[start Records]

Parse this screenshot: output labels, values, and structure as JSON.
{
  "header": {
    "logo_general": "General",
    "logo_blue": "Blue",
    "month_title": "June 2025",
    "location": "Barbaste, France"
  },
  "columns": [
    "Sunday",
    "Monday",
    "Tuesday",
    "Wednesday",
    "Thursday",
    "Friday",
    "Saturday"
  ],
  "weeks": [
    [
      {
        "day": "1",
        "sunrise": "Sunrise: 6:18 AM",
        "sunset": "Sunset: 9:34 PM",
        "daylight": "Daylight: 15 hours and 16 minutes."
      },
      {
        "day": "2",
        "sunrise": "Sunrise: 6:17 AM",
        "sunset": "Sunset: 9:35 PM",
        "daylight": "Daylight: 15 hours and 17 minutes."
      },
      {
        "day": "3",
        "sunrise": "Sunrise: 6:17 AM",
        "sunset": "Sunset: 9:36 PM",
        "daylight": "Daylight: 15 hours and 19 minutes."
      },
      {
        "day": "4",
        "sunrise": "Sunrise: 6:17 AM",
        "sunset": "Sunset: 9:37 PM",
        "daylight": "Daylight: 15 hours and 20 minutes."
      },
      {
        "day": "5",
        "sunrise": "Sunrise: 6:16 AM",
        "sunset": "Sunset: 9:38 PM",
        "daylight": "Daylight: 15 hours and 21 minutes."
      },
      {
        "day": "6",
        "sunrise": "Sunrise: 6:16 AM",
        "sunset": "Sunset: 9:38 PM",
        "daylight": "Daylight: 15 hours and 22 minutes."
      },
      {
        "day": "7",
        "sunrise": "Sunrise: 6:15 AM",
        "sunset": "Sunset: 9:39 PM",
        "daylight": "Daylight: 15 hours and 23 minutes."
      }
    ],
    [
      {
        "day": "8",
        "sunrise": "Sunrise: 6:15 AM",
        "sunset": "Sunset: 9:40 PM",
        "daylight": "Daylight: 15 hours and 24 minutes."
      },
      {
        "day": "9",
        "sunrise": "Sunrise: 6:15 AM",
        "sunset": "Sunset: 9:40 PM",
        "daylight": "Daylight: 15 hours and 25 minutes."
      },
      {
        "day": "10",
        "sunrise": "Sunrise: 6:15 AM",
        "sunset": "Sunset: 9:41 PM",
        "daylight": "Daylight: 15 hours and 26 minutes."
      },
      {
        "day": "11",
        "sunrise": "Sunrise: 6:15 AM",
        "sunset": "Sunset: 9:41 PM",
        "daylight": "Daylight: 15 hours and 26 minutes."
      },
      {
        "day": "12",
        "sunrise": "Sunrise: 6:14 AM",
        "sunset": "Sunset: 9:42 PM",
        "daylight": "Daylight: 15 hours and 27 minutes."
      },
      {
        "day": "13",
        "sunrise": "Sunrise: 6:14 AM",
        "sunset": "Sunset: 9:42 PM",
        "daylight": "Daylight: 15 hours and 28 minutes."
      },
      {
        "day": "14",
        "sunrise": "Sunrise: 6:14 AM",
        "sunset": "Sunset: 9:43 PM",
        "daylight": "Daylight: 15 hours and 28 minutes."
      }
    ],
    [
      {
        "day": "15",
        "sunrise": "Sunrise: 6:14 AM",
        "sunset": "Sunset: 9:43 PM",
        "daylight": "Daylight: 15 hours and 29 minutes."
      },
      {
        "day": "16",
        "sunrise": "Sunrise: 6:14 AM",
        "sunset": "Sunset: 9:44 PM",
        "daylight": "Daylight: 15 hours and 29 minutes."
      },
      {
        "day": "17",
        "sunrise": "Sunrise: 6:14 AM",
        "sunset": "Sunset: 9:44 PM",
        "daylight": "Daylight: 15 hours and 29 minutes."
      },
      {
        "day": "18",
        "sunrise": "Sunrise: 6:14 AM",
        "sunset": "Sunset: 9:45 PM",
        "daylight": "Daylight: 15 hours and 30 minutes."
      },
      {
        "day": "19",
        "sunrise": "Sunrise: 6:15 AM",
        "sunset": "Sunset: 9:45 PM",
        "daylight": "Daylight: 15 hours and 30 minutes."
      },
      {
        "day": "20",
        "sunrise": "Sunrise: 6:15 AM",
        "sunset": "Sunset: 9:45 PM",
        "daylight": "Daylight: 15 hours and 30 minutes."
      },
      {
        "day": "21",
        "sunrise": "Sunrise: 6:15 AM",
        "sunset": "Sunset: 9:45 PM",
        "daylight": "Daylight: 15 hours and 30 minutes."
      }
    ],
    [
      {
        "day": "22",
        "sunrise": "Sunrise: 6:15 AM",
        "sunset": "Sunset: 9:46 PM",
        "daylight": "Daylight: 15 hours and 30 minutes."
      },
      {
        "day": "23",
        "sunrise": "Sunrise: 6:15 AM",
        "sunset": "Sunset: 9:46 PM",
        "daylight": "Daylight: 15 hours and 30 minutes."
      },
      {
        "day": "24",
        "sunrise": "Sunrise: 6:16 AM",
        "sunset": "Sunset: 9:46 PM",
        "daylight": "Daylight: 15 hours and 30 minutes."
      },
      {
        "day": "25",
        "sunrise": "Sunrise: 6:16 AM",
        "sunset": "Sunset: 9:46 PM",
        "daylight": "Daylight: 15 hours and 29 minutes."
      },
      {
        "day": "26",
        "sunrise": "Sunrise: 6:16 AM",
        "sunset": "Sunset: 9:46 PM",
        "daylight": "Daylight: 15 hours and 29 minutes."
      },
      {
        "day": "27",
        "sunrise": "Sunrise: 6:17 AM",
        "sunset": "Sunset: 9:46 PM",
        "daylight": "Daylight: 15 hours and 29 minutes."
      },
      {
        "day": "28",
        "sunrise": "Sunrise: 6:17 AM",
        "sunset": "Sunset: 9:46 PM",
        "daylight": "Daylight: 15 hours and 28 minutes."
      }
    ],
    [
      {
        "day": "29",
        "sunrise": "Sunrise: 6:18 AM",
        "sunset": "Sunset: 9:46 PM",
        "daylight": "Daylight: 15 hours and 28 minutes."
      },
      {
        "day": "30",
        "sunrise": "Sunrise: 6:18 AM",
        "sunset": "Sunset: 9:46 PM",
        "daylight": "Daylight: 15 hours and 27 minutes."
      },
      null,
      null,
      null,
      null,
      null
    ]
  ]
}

[end Records]

» Stated task: Return each entry from above without altering a single character.

» Exercise solution:
Parse this screenshot: output labels, values, and structure as JSON.
{
  "header": {
    "logo_general": "General",
    "logo_blue": "Blue",
    "month_title": "June 2025",
    "location": "Barbaste, France"
  },
  "columns": [
    "Sunday",
    "Monday",
    "Tuesday",
    "Wednesday",
    "Thursday",
    "Friday",
    "Saturday"
  ],
  "weeks": [
    [
      {
        "day": "1",
        "sunrise": "Sunrise: 6:18 AM",
        "sunset": "Sunset: 9:34 PM",
        "daylight": "Daylight: 15 hours and 16 minutes."
      },
      {
        "day": "2",
        "sunrise": "Sunrise: 6:17 AM",
        "sunset": "Sunset: 9:35 PM",
        "daylight": "Daylight: 15 hours and 17 minutes."
      },
      {
        "day": "3",
        "sunrise": "Sunrise: 6:17 AM",
        "sunset": "Sunset: 9:36 PM",
        "daylight": "Daylight: 15 hours and 19 minutes."
      },
      {
        "day": "4",
        "sunrise": "Sunrise: 6:17 AM",
        "sunset": "Sunset: 9:37 PM",
        "daylight": "Daylight: 15 hours and 20 minutes."
      },
      {
        "day": "5",
        "sunrise": "Sunrise: 6:16 AM",
        "sunset": "Sunset: 9:38 PM",
        "daylight": "Daylight: 15 hours and 21 minutes."
      },
      {
        "day": "6",
        "sunrise": "Sunrise: 6:16 AM",
        "sunset": "Sunset: 9:38 PM",
        "daylight": "Daylight: 15 hours and 22 minutes."
      },
      {
        "day": "7",
        "sunrise": "Sunrise: 6:15 AM",
        "sunset": "Sunset: 9:39 PM",
        "daylight": "Daylight: 15 hours and 23 minutes."
      }
    ],
    [
      {
        "day": "8",
        "sunrise": "Sunrise: 6:15 AM",
        "sunset": "Sunset: 9:40 PM",
        "daylight": "Daylight: 15 hours and 24 minutes."
      },
      {
        "day": "9",
        "sunrise": "Sunrise: 6:15 AM",
        "sunset": "Sunset: 9:40 PM",
        "daylight": "Daylight: 15 hours and 25 minutes."
      },
      {
        "day": "10",
        "sunrise": "Sunrise: 6:15 AM",
        "sunset": "Sunset: 9:41 PM",
        "daylight": "Daylight: 15 hours and 26 minutes."
      },
      {
        "day": "11",
        "sunrise": "Sunrise: 6:15 AM",
        "sunset": "Sunset: 9:41 PM",
        "daylight": "Daylight: 15 hours and 26 minutes."
      },
      {
        "day": "12",
        "sunrise": "Sunrise: 6:14 AM",
        "sunset": "Sunset: 9:42 PM",
        "daylight": "Daylight: 15 hours and 27 minutes."
      },
      {
        "day": "13",
        "sunrise": "Sunrise: 6:14 AM",
        "sunset": "Sunset: 9:42 PM",
        "daylight": "Daylight: 15 hours and 28 minutes."
      },
      {
        "day": "14",
        "sunrise": "Sunrise: 6:14 AM",
        "sunset": "Sunset: 9:43 PM",
        "daylight": "Daylight: 15 hours and 28 minutes."
      }
    ],
    [
      {
        "day": "15",
        "sunrise": "Sunrise: 6:14 AM",
        "sunset": "Sunset: 9:43 PM",
        "daylight": "Daylight: 15 hours and 29 minutes."
      },
      {
        "day": "16",
        "sunrise": "Sunrise: 6:14 AM",
        "sunset": "Sunset: 9:44 PM",
        "daylight": "Daylight: 15 hours and 29 minutes."
      },
      {
        "day": "17",
        "sunrise": "Sunrise: 6:14 AM",
        "sunset": "Sunset: 9:44 PM",
        "daylight": "Daylight: 15 hours and 29 minutes."
      },
      {
        "day": "18",
        "sunrise": "Sunrise: 6:14 AM",
        "sunset": "Sunset: 9:45 PM",
        "daylight": "Daylight: 15 hours and 30 minutes."
      },
      {
        "day": "19",
        "sunrise": "Sunrise: 6:15 AM",
        "sunset": "Sunset: 9:45 PM",
        "daylight": "Daylight: 15 hours and 30 minutes."
      },
      {
        "day": "20",
        "sunrise": "Sunrise: 6:15 AM",
        "sunset": "Sunset: 9:45 PM",
        "daylight": "Daylight: 15 hours and 30 minutes."
      },
      {
        "day": "21",
        "sunrise": "Sunrise: 6:15 AM",
        "sunset": "Sunset: 9:45 PM",
        "daylight": "Daylight: 15 hours and 30 minutes."
      }
    ],
    [
      {
        "day": "22",
        "sunrise": "Sunrise: 6:15 AM",
        "sunset": "Sunset: 9:46 PM",
        "daylight": "Daylight: 15 hours and 30 minutes."
      },
      {
        "day": "23",
        "sunrise": "Sunrise: 6:15 AM",
        "sunset": "Sunset: 9:46 PM",
        "daylight": "Daylight: 15 hours and 30 minutes."
      },
      {
        "day": "24",
        "sunrise": "Sunrise: 6:16 AM",
        "sunset": "Sunset: 9:46 PM",
        "daylight": "Daylight: 15 hours and 30 minutes."
      },
      {
        "day": "25",
        "sunrise": "Sunrise: 6:16 AM",
        "sunset": "Sunset: 9:46 PM",
        "daylight": "Daylight: 15 hours and 29 minutes."
      },
      {
        "day": "26",
        "sunrise": "Sunrise: 6:16 AM",
        "sunset": "Sunset: 9:46 PM",
        "daylight": "Daylight: 15 hours and 29 minutes."
      },
      {
        "day": "27",
        "sunrise": "Sunrise: 6:17 AM",
        "sunset": "Sunset: 9:46 PM",
        "daylight": "Daylight: 15 hours and 29 minutes."
      },
      {
        "day": "28",
        "sunrise": "Sunrise: 6:17 AM",
        "sunset": "Sunset: 9:46 PM",
        "daylight": "Daylight: 15 hours and 28 minutes."
      }
    ],
    [
      {
        "day": "29",
        "sunrise": "Sunrise: 6:18 AM",
        "sunset": "Sunset: 9:46 PM",
        "daylight": "Daylight: 15 hours and 28 minutes."
      },
      {
        "day": "30",
        "sunrise": "Sunrise: 6:18 AM",
        "sunset": "Sunset: 9:46 PM",
        "daylight": "Daylight: 15 hours and 27 minutes."
      },
      null,
      null,
      null,
      null,
      null
    ]
  ]
}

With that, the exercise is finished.